----- EXTRACTED MATERIAL
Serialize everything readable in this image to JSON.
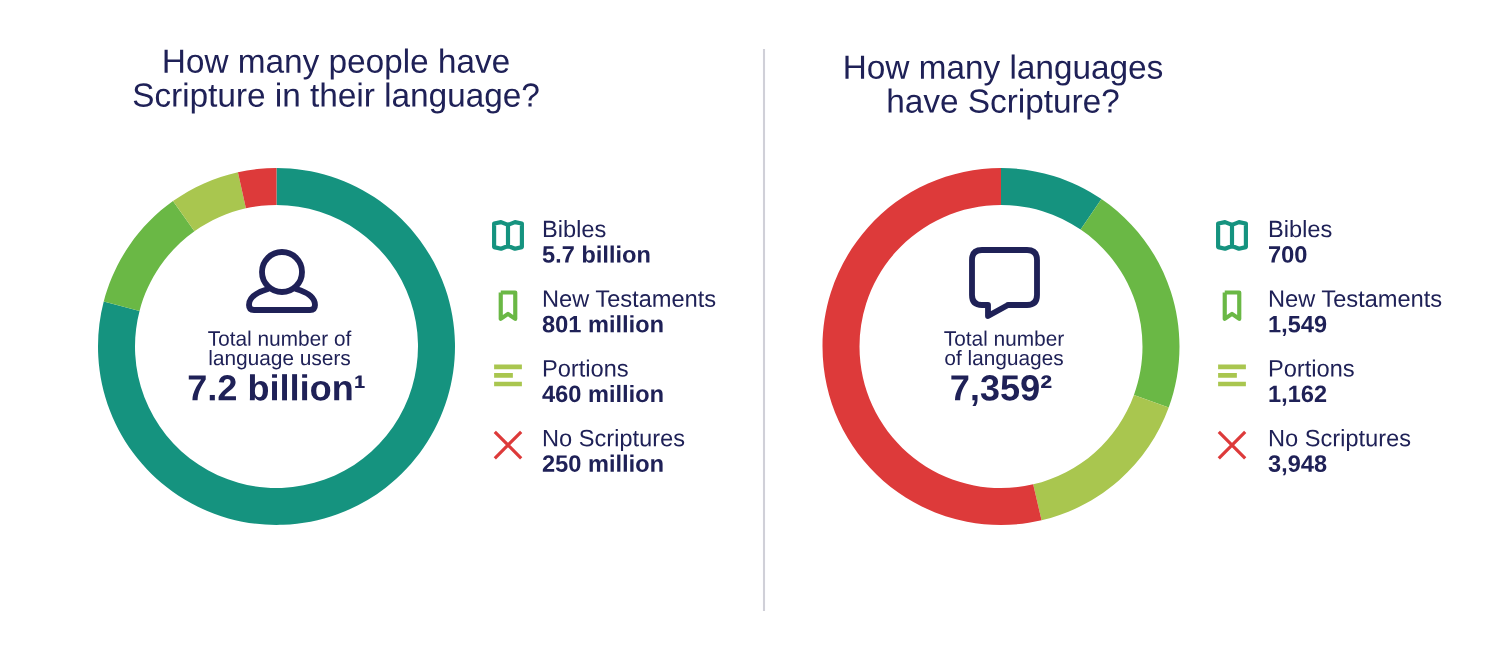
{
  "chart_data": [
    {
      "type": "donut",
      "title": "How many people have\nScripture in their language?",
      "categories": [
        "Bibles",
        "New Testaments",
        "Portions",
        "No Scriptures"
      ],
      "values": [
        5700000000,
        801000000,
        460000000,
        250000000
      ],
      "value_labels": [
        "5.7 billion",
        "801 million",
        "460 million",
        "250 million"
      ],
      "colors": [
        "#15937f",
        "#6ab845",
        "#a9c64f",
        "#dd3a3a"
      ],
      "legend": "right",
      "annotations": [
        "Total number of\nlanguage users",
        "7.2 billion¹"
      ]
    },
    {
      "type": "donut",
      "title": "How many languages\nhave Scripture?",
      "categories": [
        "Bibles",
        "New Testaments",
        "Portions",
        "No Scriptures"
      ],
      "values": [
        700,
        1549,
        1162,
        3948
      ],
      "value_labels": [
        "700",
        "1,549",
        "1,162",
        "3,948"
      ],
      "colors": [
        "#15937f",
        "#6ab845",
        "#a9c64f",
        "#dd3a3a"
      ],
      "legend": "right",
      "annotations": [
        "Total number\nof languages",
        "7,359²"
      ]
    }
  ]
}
----------
----- EXTRACTED MATERIAL
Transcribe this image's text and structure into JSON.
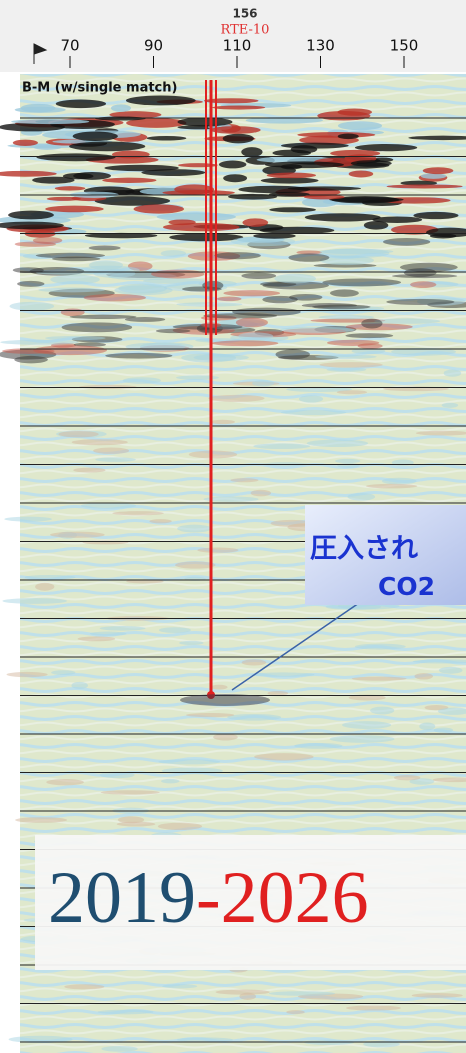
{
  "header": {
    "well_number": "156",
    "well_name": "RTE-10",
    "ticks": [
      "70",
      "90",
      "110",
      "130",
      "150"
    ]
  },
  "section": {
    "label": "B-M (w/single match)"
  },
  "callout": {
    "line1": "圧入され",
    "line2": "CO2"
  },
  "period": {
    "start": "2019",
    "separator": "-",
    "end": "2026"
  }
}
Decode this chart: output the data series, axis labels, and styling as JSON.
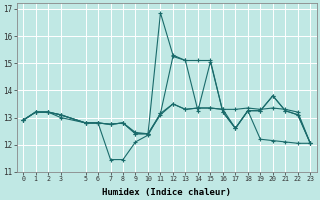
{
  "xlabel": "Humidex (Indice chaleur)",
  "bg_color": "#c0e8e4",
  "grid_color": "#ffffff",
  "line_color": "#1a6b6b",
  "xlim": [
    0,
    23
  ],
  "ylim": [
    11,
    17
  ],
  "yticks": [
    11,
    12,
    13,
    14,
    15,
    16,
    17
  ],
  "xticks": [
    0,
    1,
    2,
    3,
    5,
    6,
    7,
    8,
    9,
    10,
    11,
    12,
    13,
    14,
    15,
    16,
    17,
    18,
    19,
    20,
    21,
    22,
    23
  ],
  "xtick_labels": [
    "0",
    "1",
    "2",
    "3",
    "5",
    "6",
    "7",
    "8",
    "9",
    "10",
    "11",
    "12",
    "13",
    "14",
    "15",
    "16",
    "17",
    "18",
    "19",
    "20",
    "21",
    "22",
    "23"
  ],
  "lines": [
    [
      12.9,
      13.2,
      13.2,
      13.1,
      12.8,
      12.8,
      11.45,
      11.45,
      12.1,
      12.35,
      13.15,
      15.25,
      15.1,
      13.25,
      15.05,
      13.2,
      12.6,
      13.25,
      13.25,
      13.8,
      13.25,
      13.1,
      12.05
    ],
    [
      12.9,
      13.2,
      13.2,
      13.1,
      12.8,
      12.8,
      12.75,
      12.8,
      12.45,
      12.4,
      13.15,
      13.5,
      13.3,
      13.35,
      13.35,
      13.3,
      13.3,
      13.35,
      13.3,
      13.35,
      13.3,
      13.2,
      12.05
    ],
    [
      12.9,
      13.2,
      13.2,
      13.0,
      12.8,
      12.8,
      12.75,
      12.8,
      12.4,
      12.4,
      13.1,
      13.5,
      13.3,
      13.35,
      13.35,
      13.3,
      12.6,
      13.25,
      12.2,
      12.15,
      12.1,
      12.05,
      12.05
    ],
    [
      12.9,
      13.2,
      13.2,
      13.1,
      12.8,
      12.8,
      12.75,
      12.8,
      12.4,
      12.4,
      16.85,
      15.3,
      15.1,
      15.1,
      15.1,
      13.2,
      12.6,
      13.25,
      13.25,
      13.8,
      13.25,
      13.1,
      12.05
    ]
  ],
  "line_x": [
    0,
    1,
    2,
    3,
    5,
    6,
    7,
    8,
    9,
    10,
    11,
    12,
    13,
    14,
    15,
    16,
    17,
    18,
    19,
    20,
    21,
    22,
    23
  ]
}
----------
§ **WRITTEN INSTRUCTION**: In the listing above, locate each line with "image" and copy it.

§ **CORRECT OUTPUT**:
Serialize everything readable in this image to JSON.
Transcribe this image's text and structure into JSON.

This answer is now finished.